AIM: Output every record below exactly as it appears.

Dataset items:
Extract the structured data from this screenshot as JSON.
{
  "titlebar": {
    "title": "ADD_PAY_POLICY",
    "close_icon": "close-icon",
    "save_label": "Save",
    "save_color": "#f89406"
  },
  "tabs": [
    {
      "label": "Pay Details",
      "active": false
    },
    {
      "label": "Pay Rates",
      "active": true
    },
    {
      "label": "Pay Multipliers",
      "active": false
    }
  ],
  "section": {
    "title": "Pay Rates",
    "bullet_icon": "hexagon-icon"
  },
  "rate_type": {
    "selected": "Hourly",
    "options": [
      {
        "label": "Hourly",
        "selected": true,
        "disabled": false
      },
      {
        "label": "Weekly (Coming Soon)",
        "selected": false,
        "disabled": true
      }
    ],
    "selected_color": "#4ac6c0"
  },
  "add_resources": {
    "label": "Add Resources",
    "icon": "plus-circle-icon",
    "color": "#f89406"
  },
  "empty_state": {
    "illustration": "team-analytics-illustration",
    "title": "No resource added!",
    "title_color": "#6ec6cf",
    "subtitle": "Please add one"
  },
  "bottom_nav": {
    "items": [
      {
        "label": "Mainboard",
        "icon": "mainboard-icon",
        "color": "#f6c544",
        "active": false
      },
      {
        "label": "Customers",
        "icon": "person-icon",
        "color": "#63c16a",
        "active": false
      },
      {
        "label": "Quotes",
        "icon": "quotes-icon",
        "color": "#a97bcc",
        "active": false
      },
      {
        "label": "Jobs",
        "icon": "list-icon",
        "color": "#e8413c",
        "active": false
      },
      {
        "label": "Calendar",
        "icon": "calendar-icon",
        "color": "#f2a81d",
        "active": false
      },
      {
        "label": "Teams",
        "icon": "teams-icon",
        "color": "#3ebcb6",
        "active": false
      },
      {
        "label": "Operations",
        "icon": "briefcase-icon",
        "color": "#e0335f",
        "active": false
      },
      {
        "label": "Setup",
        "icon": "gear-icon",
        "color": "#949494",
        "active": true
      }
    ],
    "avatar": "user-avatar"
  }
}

SOLUTION TO THE PROBLEM:
Extract the structured data from this screenshot as JSON.
{
  "titlebar": {
    "title": "ADD_PAY_POLICY",
    "close_icon": "close-icon",
    "save_label": "Save",
    "save_color": "#f89406"
  },
  "tabs": [
    {
      "label": "Pay Details",
      "active": false
    },
    {
      "label": "Pay Rates",
      "active": true
    },
    {
      "label": "Pay Multipliers",
      "active": false
    }
  ],
  "section": {
    "title": "Pay Rates",
    "bullet_icon": "hexagon-icon"
  },
  "rate_type": {
    "selected": "Hourly",
    "options": [
      {
        "label": "Hourly",
        "selected": true,
        "disabled": false
      },
      {
        "label": "Weekly (Coming Soon)",
        "selected": false,
        "disabled": true
      }
    ],
    "selected_color": "#4ac6c0"
  },
  "add_resources": {
    "label": "Add Resources",
    "icon": "plus-circle-icon",
    "color": "#f89406"
  },
  "empty_state": {
    "illustration": "team-analytics-illustration",
    "title": "No resource added!",
    "title_color": "#6ec6cf",
    "subtitle": "Please add one"
  },
  "bottom_nav": {
    "items": [
      {
        "label": "Mainboard",
        "icon": "mainboard-icon",
        "color": "#f6c544",
        "active": false
      },
      {
        "label": "Customers",
        "icon": "person-icon",
        "color": "#63c16a",
        "active": false
      },
      {
        "label": "Quotes",
        "icon": "quotes-icon",
        "color": "#a97bcc",
        "active": false
      },
      {
        "label": "Jobs",
        "icon": "list-icon",
        "color": "#e8413c",
        "active": false
      },
      {
        "label": "Calendar",
        "icon": "calendar-icon",
        "color": "#f2a81d",
        "active": false
      },
      {
        "label": "Teams",
        "icon": "teams-icon",
        "color": "#3ebcb6",
        "active": false
      },
      {
        "label": "Operations",
        "icon": "briefcase-icon",
        "color": "#e0335f",
        "active": false
      },
      {
        "label": "Setup",
        "icon": "gear-icon",
        "color": "#949494",
        "active": true
      }
    ],
    "avatar": "user-avatar"
  }
}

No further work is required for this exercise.